_EXERCISE OBJECTIVE_
Look for the string "this" in every line, and copy each line that has it.

_Figure record extracts_
———

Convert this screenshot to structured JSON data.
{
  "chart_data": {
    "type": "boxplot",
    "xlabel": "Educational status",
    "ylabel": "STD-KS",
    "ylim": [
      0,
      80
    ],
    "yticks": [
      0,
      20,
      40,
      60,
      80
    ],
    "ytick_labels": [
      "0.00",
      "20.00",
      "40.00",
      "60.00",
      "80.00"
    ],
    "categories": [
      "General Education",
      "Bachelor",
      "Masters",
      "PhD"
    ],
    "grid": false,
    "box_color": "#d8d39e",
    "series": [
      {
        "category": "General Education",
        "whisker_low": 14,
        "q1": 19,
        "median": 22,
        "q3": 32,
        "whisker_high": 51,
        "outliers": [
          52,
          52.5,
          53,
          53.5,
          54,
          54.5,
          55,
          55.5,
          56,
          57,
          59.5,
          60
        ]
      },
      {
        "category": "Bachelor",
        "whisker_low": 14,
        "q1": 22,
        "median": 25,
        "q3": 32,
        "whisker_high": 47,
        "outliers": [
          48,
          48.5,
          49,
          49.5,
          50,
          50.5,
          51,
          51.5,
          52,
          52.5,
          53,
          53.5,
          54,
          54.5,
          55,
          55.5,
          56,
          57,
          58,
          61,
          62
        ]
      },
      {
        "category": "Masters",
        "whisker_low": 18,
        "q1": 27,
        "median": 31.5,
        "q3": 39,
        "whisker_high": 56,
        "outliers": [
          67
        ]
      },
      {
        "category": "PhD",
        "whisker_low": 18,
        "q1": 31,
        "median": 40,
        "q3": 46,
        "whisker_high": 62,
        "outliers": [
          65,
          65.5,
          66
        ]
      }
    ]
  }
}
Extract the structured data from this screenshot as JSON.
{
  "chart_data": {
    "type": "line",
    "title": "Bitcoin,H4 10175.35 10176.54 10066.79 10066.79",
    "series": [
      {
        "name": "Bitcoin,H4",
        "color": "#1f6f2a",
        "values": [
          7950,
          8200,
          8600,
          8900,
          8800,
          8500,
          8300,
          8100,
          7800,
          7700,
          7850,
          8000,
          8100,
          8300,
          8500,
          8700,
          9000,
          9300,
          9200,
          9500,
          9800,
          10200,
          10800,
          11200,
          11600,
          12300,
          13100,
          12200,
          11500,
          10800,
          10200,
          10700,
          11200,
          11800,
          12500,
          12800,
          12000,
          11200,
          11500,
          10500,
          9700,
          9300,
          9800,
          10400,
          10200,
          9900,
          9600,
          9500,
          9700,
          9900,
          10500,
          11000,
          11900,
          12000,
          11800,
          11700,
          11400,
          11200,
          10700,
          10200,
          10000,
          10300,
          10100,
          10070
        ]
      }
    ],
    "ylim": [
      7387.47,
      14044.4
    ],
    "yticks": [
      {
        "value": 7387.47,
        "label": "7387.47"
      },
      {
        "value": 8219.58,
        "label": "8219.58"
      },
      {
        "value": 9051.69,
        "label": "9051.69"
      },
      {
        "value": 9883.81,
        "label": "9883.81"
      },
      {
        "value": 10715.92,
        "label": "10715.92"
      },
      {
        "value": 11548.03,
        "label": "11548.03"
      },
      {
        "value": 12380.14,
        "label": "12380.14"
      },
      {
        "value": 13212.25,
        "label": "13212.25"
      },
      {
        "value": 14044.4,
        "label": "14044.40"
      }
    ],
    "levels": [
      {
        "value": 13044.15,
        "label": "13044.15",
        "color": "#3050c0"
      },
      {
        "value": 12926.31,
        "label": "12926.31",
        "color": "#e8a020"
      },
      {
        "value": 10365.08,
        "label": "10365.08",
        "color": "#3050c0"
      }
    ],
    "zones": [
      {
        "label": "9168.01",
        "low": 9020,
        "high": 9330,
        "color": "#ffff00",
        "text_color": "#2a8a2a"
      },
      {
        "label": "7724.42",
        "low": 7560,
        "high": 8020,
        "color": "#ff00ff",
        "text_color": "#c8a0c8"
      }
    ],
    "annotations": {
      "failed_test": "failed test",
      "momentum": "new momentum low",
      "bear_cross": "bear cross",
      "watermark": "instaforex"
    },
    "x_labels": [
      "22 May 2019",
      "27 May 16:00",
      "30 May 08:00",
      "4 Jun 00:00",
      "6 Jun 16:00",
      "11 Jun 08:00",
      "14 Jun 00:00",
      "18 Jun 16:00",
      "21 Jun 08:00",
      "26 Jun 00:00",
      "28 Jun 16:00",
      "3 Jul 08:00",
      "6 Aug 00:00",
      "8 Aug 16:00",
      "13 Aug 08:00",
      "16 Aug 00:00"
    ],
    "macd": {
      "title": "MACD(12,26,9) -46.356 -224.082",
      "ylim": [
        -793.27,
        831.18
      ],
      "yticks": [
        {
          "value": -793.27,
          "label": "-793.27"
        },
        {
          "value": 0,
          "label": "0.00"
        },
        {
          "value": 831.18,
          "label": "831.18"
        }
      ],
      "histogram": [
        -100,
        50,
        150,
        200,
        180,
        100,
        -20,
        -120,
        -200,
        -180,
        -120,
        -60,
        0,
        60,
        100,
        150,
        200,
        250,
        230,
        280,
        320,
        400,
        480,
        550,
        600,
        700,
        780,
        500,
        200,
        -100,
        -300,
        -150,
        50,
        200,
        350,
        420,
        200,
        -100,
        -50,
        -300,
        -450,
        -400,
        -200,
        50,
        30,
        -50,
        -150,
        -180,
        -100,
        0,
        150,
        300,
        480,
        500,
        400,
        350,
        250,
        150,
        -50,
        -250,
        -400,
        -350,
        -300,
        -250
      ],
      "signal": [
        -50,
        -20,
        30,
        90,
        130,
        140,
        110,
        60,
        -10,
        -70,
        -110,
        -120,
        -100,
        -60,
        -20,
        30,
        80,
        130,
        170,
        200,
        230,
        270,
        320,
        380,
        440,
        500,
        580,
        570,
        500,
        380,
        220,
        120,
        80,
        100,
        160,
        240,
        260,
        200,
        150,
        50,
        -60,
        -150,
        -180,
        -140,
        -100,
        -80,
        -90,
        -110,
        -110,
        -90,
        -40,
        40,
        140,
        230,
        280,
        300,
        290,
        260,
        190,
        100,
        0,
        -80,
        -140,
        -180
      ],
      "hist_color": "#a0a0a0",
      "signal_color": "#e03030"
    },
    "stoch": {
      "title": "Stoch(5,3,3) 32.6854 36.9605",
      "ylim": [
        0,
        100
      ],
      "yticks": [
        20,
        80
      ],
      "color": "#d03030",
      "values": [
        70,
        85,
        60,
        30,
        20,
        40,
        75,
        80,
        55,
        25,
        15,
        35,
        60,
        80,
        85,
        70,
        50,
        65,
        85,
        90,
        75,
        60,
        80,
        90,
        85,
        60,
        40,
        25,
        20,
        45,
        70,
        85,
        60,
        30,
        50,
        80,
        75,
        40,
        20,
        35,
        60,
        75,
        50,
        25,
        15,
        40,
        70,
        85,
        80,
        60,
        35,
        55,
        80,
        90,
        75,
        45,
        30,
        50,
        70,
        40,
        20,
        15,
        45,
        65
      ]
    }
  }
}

———

_FULL OUTPUT_
Convert this screenshot to structured JSON data.
Extract the structured data from this screenshot as JSON.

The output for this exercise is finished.